◆ EXTRAIT CITÉ ◆
***

Le paradoxe de la transition est que la demande énergétique augmente alors que la préservation du climat impose de réduire la consommation d’énergies fossiles et que l’offre en renouvelables est encore limitée. Pour empêcher l’explosion des prix, il faut agir sur la demande et rendre la transition des consommateurs abordable.
Comment cette transformation se traduit-elle pour TotalEnergies ?
Il faut anticiper, s’engager et avancer ensemble : cette transformation se met en place dans l’ensemble de l’organisation de TotalEnergies et avec nos partenaires, nos clients, nos fournisseurs.
D’abord, dans les projets nouveaux : nous avons investi dans les énergies renouvelables plus de 2 Md€ par an en moyenne ces 5 dernières années, 3 Md€ en 2021 et allons accélérer car notre ambition est d’être dans le top 5 des acteurs mondiaux de l’énergie solaire et éolienne en 2030, en passant de 10 GW de capacités renouvelables aujourd’hui à 35 en 2025 puis 100 en 2030.
Ensuite, dans la transformation de nos actifs industriels. Après Dunkerque et La Mède, nous transformons la raffinerie de Grandpuits. Elle devient une plateforme « zéro pétrole » dédiée à la production de carburants durables pour l’aéronautique (SAF) et au recyclage de plastiques.
Au-delà des actifs physiques, l’entité OneTech regroupe désormais toutes les compétences de recherche et ingénierie du groupe afin de mobiliser les expertises actuelles pour la transition, par exemple celles de l’exploration-production offshore vers le développement de l’éolien marin et le stockage du CO2, ou celles de la chimie vers la chimie du végétal ou les carburants synthétiques e-fuels. Nous créons des synergies entre les sept énergies produites et commercialisées par TotalEnergies. Cela nous permet d’être très attractifs pour les jeunes.
Enfin, c’est aussi les modes de gestion de la performance qui s’adaptent : les commerciaux ont désormais pour objectif de vendre 30 % de moins de produits pétroliers, pour laisser plus de place à l’électricité et aux renouvelables.
Le 30 mai dernier, vous êtes devenu Président d’EpE à la suite de Jean-Laurent Bonnafé : quels sont vos motivations et votre projet ?

***

◆ DONNÉES FOURNIES ◆
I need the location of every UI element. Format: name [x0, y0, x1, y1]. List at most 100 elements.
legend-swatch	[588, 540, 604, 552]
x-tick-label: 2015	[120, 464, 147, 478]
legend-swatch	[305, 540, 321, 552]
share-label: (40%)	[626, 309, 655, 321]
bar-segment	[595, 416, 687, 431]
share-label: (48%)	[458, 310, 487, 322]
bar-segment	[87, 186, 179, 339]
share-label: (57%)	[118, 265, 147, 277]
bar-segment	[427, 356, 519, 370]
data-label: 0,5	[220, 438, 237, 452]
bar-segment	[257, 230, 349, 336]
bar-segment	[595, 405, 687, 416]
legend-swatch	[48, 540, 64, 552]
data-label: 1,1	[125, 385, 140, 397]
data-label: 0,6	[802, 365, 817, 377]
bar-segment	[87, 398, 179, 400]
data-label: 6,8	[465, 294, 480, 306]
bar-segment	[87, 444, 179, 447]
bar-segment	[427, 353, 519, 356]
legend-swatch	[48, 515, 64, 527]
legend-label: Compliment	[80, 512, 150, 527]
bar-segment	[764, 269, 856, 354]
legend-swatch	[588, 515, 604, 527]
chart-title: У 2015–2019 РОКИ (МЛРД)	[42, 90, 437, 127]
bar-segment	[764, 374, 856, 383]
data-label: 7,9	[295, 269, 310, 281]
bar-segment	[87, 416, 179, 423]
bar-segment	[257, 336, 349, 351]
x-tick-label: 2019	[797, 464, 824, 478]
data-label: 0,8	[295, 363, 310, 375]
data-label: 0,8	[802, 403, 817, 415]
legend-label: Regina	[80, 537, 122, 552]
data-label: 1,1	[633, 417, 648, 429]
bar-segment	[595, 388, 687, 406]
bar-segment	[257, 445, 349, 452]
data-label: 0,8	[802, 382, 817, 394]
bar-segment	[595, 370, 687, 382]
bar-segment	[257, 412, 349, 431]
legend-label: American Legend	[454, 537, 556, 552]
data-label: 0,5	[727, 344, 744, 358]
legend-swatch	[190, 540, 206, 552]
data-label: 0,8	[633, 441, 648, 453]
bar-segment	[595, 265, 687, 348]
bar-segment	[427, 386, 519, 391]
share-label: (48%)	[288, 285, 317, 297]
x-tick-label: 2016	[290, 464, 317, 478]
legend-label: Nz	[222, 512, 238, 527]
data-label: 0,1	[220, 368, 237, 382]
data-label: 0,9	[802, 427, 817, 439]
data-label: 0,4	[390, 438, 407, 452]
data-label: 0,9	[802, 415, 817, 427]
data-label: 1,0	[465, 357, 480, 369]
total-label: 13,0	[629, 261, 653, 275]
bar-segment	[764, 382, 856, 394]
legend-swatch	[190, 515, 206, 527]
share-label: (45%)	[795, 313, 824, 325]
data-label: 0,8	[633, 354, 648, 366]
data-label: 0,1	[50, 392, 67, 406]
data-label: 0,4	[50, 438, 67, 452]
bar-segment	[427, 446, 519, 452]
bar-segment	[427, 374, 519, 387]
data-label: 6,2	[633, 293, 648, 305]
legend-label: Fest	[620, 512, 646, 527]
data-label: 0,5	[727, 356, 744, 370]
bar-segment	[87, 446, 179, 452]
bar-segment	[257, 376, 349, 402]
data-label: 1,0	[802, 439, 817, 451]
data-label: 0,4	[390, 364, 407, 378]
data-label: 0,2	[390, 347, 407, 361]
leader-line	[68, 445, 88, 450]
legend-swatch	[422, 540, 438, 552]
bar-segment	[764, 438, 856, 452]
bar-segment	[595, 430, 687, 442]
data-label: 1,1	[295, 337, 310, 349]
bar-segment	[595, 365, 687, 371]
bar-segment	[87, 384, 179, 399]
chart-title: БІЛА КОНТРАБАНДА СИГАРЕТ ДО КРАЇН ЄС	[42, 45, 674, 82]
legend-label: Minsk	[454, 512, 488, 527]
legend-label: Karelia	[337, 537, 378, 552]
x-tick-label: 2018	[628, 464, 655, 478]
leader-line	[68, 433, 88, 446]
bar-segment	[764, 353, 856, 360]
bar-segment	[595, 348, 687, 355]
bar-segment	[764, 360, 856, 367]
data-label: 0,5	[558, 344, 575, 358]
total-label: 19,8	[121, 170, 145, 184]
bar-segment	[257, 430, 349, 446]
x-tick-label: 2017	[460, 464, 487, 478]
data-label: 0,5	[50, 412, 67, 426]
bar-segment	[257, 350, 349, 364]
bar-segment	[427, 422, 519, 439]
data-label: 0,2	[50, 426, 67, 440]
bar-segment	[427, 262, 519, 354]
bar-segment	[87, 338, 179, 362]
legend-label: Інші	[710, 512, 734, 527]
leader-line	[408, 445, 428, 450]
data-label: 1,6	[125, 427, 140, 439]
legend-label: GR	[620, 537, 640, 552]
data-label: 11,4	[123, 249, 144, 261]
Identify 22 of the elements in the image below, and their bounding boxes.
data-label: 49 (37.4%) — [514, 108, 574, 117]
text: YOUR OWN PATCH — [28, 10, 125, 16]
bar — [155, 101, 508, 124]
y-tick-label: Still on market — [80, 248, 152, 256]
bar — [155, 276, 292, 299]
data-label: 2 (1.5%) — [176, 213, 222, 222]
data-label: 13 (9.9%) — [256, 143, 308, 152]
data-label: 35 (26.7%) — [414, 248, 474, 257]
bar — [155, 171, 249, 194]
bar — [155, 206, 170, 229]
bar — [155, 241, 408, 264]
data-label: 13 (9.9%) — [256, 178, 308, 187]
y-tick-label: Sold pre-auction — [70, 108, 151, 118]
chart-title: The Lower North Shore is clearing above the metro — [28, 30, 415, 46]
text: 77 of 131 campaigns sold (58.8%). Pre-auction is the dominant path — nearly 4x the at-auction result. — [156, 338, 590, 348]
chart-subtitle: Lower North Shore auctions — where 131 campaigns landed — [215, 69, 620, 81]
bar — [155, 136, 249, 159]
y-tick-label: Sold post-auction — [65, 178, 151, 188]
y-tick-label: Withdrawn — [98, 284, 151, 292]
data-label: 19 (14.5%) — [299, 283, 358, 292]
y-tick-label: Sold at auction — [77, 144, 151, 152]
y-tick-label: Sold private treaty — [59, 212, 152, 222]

***

◆ TÂCHE À RÉALISER 1 ◆
Répondez aux questions suivantes d'après l'extrait sur TotalEnergies.
(a) Quelle capacité renouvelable TotalEnergies vise-t-elle pour 2030 ?
(b) Quelle raffinerie TotalEnergies transforme-t-elle après Dunkerque et La Mède ?
(c) De quel pourcentage les commerciaux doivent-ils réduire leurs ventes de produits pétroliers ?
◆ TÂCHE À RÉALISER 2 ◆
Reproduisez à l'identique le passage de l'extrait sur TotalEnergies qui va de « Le paradoxe de » jusqu'à « des consommateurs abordable. ».

◆ RÉPONSE 1 ◆
(a) 100 GW.
(b) La raffinerie de Grandpuits.
(c) 30 %.

◆ RÉPONSE 2 ◆
Le paradoxe de la transition est que la demande énergétique augmente alors que la préservation du climat impose de réduire la consommation d’énergies fossiles et que l’offre en renouvelables est encore limitée. Pour empêcher l’explosion des prix, il faut agir sur la demande et rendre la transition des consommateurs abordable.